• [TASK OBJECTIVE]:
Reproduce each line from the records that holds "воронки".

• [DATA FOR THE TASK]:
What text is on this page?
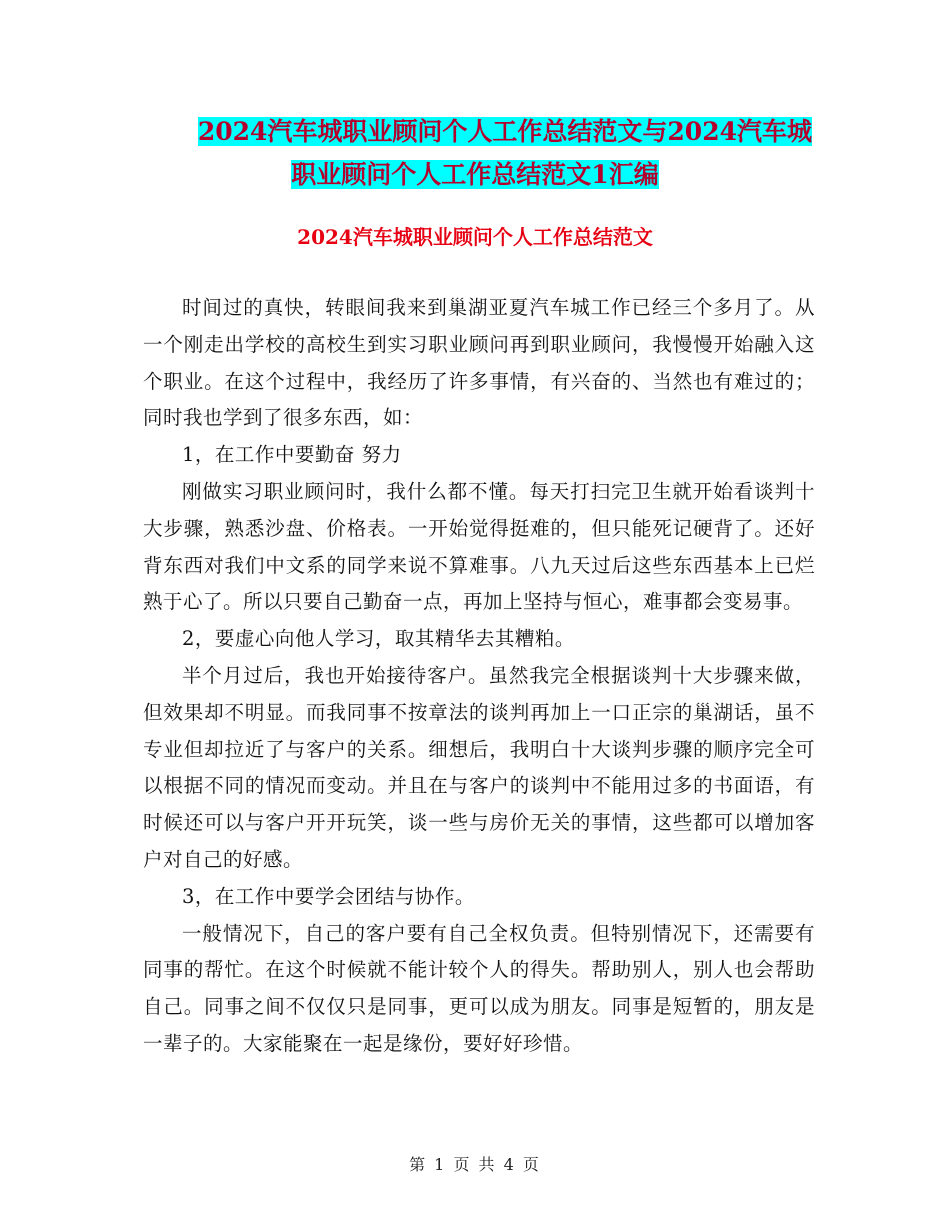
2024汽车城职业顾问个人工作总结范文与2024汽车城
职业顾问个人工作总结范文1汇编
2024汽车城职业顾问个人工作总结范文

时间过的真快，转眼间我来到巢湖亚夏汽车城工作已经三个多月了。从一个刚走出学校的高校生到实习职业顾问再到职业顾问，我慢慢开始融入这个职业。在这个过程中，我经历了许多事情，有兴奋的、当然也有难过的；同时我也学到了很多东西，如：

1，在工作中要勤奋 努力

刚做实习职业顾问时，我什么都不懂。每天打扫完卫生就开始看谈判十大步骤，熟悉沙盘、价格表。一开始觉得挺难的，但只能死记硬背了。还好背东西对我们中文系的同学来说不算难事。八九天过后这些东西基本上已烂熟于心了。所以只要自己勤奋一点，再加上坚持与恒心，难事都会变易事。

2，要虚心向他人学习，取其精华去其糟粕。

半个月过后，我也开始接待客户。虽然我完全根据谈判十大步骤来做，但效果却不明显。而我同事不按章法的谈判再加上一口正宗的巢湖话，虽不专业但却拉近了与客户的关系。细想后，我明白十大谈判步骤的顺序完全可以根据不同的情况而变动。并且在与客户的谈判中不能用过多的书面语，有时候还可以与客户开开玩笑，谈一些与房价无关的事情，这些都可以增加客户对自己的好感。

3，在工作中要学会团结与协作。

一般情况下，自己的客户要有自己全权负责。但特别情况下，还需要有同事的帮忙。在这个时候就不能计较个人的得失。帮助别人，别人也会帮助自己。同事之间不仅仅只是同事，更可以成为朋友。同事是短暂的，朋友是一辈子的。大家能聚在一起是缘份，要好好珍惜。

第 1 页 共 4 页
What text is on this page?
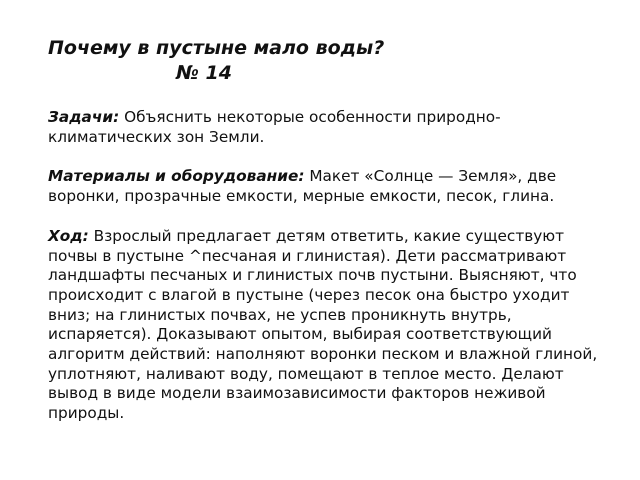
Почему в пустыне мало воды?
№ 14

Задачи: Объяснить некоторые особенности природно-климатических зон Земли.

Материалы и оборудование: Макет «Солнце — Земля», две воронки, прозрачные емкости, мерные емкости, песок, глина.

Ход: Взрослый предлагает детям ответить, какие существуют почвы в пустыне ^песчаная и глинистая). Дети рассматривают ландшафты песчаных и глинистых почв пустыни. Выясняют, что происходит с влагой в пустыне (через песок она быстро уходит вниз; на глинистых почвах, не успев проникнуть внутрь, испаряется). Доказывают опытом, выбирая соответствующий алгоритм действий: наполняют воронки песком и влажной глиной, уплотняют, наливают воду, помещают в теплое место. Делают вывод в виде модели взаимозависимости факторов неживой природы.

• [EXERCISE RESPONSE]:
Материалы и оборудование: Макет «Солнце — Земля», две воронки, прозрачные емкости, мерные емкости, песок, глина.
Ход: Взрослый предлагает детям ответить, какие существуют почвы в пустыне ^песчаная и глинистая). Дети рассматривают ландшафты песчаных и глинистых почв пустыни. Выясняют, что происходит с влагой в пустыне (через песок она быстро уходит вниз; на глинистых почвах, не успев проникнуть внутрь, испаряется). Доказывают опытом, выбирая соответствующий алгоритм действий: наполняют воронки песком и влажной глиной, уплотняют, наливают воду, помещают в теплое место. Делают вывод в виде модели взаимозависимости факторов неживой природы.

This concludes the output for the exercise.